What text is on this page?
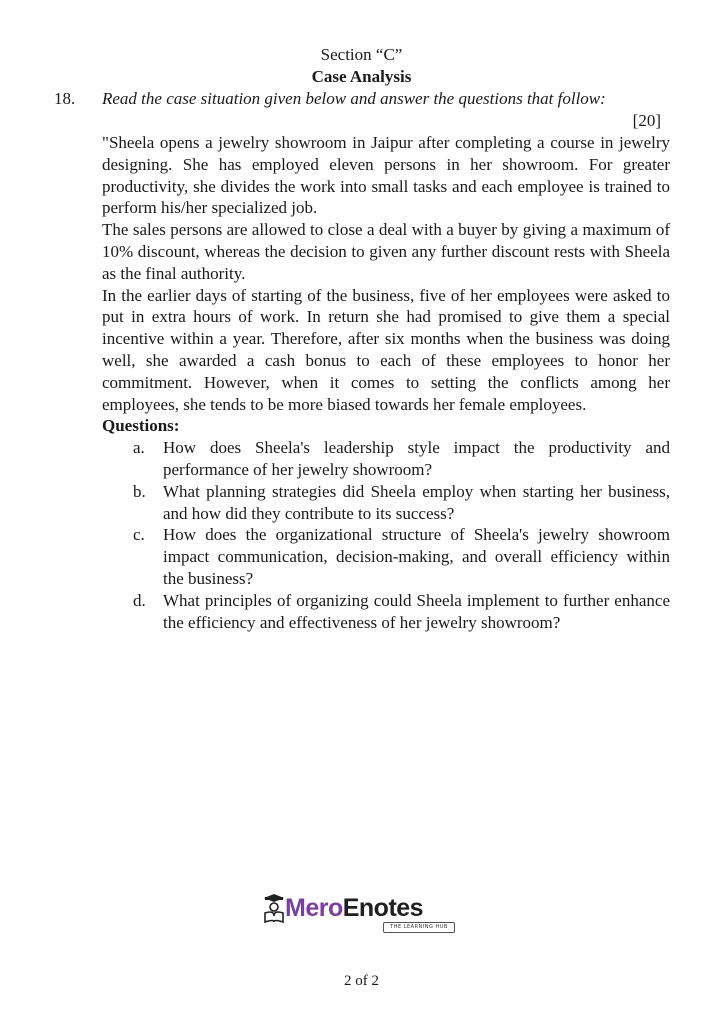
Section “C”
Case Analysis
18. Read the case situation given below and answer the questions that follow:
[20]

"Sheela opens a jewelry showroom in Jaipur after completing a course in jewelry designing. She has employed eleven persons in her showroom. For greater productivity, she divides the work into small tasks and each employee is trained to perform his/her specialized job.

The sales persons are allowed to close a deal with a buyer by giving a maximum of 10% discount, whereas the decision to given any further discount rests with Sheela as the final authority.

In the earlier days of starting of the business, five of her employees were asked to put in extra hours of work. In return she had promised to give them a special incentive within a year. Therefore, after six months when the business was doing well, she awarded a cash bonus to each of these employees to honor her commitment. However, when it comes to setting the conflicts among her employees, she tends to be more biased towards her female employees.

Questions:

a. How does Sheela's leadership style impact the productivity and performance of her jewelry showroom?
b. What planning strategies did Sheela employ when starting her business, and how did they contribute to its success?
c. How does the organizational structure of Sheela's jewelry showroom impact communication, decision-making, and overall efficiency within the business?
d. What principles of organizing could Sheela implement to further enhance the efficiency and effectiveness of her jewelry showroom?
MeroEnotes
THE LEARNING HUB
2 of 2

....

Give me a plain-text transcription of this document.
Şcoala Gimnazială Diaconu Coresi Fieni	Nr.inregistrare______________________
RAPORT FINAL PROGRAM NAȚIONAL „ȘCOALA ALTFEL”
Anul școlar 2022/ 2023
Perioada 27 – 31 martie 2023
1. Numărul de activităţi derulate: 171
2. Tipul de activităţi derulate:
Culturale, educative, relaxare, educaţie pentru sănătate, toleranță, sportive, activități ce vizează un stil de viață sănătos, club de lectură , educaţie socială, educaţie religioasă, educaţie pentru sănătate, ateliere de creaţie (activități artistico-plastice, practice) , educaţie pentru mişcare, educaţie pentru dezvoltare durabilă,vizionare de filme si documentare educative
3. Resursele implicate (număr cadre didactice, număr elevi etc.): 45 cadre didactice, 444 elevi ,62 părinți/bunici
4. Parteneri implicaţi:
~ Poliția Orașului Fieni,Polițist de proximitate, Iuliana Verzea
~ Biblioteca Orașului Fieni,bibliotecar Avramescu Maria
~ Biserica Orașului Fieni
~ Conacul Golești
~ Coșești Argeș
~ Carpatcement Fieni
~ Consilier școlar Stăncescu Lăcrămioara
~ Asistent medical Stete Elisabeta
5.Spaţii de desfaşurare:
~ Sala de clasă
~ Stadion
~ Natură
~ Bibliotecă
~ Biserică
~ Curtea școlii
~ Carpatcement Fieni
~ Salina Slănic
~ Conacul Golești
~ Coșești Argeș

....

Of the lines in the material, how many contain the word "does"? Reply with the number and nothing else.

2